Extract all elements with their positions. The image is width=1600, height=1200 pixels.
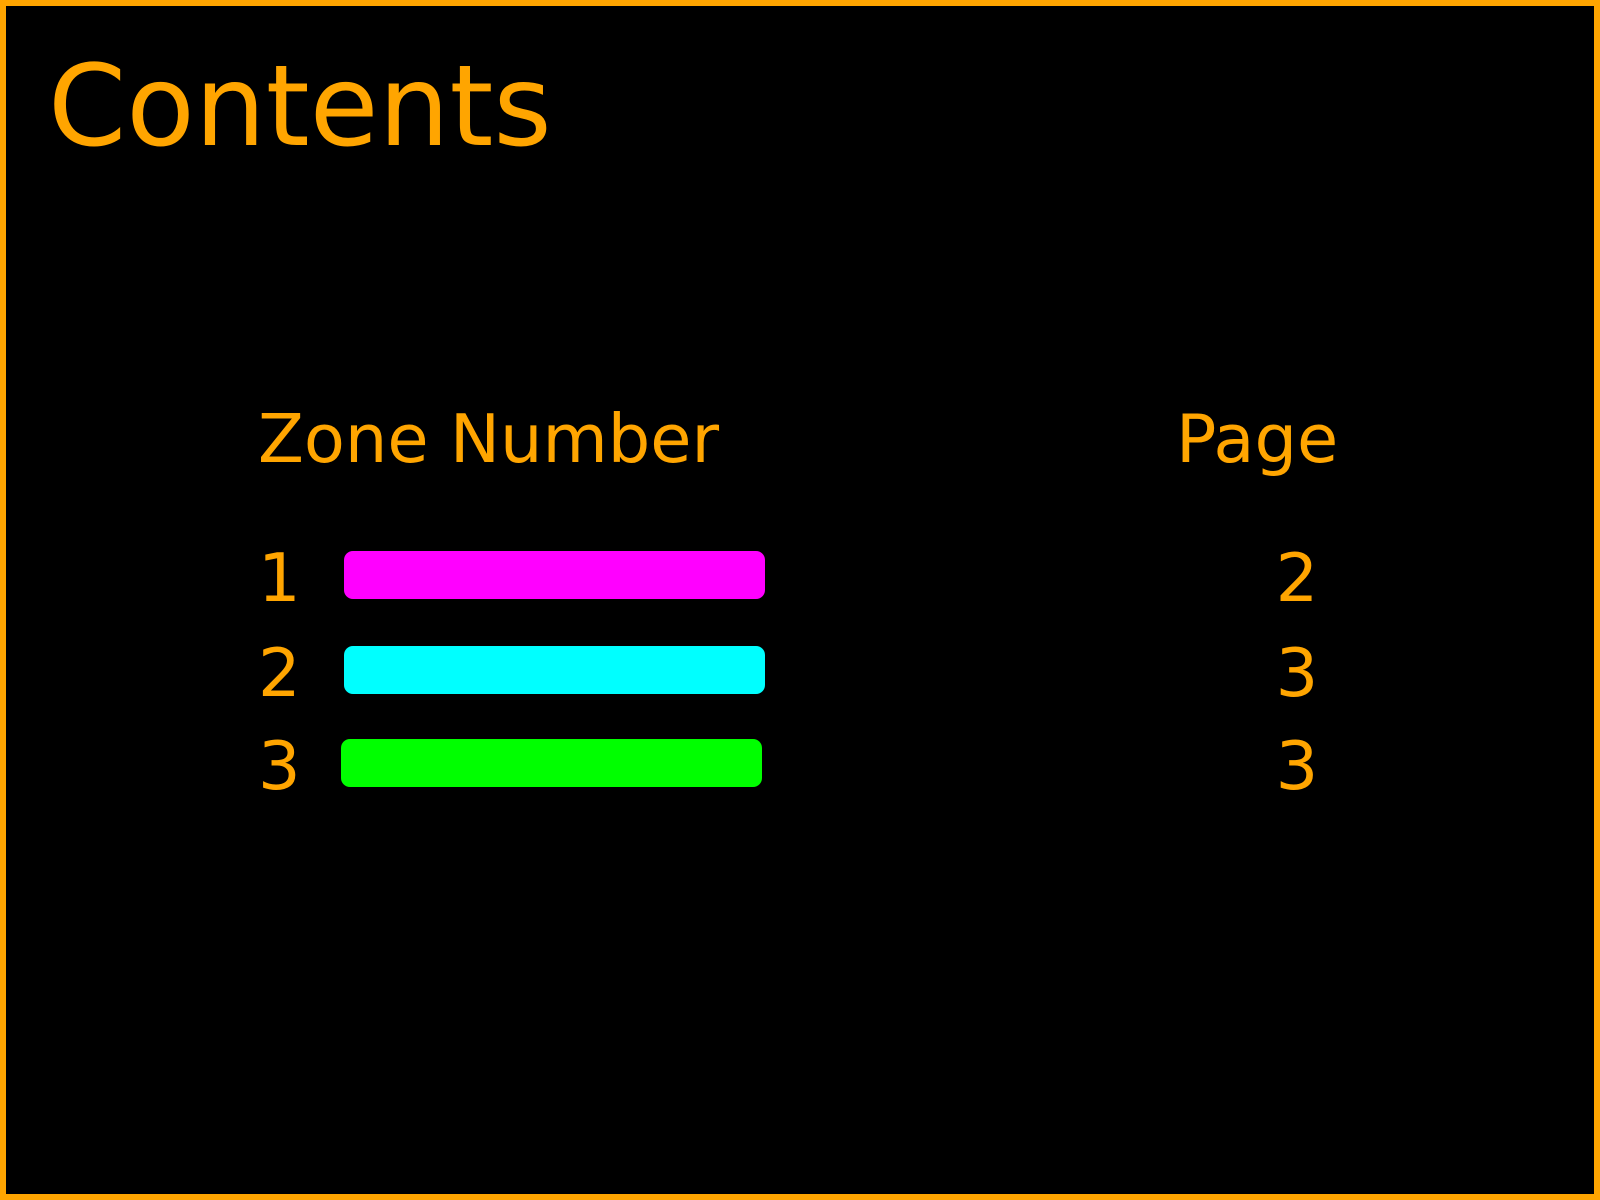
page-header: Page bbox=[1176, 400, 1339, 478]
page-title: Contents bbox=[48, 42, 552, 172]
zone-color-bar bbox=[344, 646, 765, 694]
zone-color-bar bbox=[341, 739, 762, 787]
zone-row-1[interactable]: 1 2 bbox=[258, 539, 1358, 617]
zone-number: 2 bbox=[258, 634, 301, 712]
page-number: 3 bbox=[1275, 727, 1319, 805]
zone-color-bar bbox=[344, 551, 765, 599]
zone-number: 1 bbox=[258, 539, 301, 617]
zone-row-3[interactable]: 3 3 bbox=[258, 727, 1358, 805]
page-number: 2 bbox=[1275, 539, 1319, 617]
zone-number: 3 bbox=[258, 727, 301, 805]
page-number: 3 bbox=[1275, 634, 1319, 712]
zone-number-header: Zone Number bbox=[258, 400, 720, 478]
zone-row-2[interactable]: 2 3 bbox=[258, 634, 1358, 712]
contents-frame: Contents Zone Number Page 1 2 2 3 3 3 bbox=[0, 0, 1600, 1200]
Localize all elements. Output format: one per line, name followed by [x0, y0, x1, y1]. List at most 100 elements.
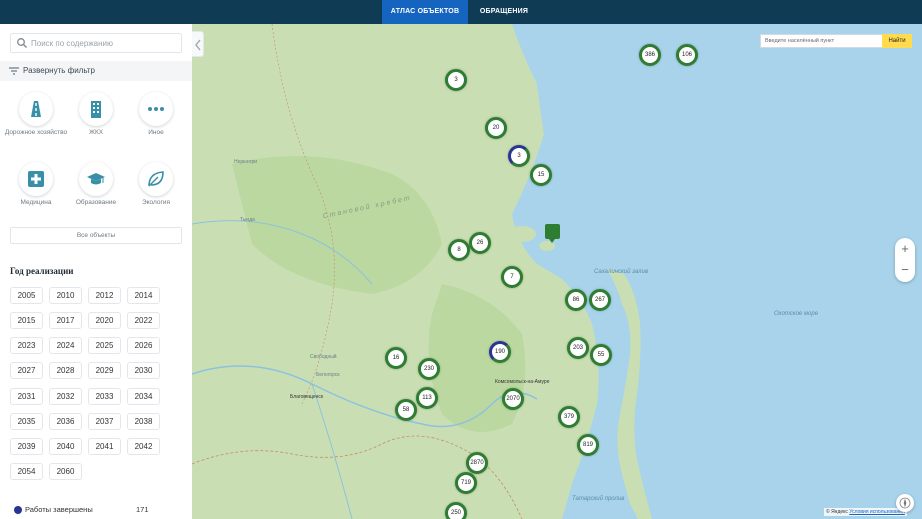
○ ○ ○ ○ ○ ○ ○
Count the lines above that contain the string "elements" and reply with only the number.

2